## Task statement
Report all lines from the entries below in which "dollars" appears.

= = = =

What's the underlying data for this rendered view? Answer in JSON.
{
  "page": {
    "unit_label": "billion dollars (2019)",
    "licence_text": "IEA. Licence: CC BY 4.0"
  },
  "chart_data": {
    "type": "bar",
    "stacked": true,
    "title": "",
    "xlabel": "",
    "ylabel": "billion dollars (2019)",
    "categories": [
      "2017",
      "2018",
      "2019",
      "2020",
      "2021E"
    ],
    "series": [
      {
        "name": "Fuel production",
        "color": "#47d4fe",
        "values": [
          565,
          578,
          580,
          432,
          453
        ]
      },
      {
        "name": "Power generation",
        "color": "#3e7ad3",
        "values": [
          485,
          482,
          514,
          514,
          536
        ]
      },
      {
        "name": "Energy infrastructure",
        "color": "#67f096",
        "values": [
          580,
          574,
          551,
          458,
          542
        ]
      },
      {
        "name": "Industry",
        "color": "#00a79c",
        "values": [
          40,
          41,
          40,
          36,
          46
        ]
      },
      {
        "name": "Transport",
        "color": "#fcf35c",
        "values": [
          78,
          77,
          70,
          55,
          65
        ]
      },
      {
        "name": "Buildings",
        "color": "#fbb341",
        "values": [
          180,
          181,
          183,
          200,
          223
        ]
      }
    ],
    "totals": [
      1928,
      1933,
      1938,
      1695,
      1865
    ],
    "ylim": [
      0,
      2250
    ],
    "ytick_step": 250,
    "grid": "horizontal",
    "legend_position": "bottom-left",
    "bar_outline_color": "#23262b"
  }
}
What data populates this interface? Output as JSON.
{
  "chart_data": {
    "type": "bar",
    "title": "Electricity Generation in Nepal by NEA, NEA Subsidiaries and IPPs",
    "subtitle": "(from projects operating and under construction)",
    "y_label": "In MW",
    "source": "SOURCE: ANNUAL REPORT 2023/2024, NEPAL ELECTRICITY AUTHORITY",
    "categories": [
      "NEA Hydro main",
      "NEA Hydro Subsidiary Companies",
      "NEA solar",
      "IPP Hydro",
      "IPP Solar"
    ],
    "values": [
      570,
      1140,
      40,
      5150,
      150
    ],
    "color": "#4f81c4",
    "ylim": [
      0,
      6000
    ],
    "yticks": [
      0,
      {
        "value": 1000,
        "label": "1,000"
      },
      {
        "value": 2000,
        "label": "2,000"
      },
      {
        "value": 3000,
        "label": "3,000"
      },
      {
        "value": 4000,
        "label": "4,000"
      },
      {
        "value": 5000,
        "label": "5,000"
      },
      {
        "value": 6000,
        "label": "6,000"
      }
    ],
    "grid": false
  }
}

= = = =

## Complete answer
    "unit_label": "billion dollars (2019)",
    "ylabel": "billion dollars (2019)",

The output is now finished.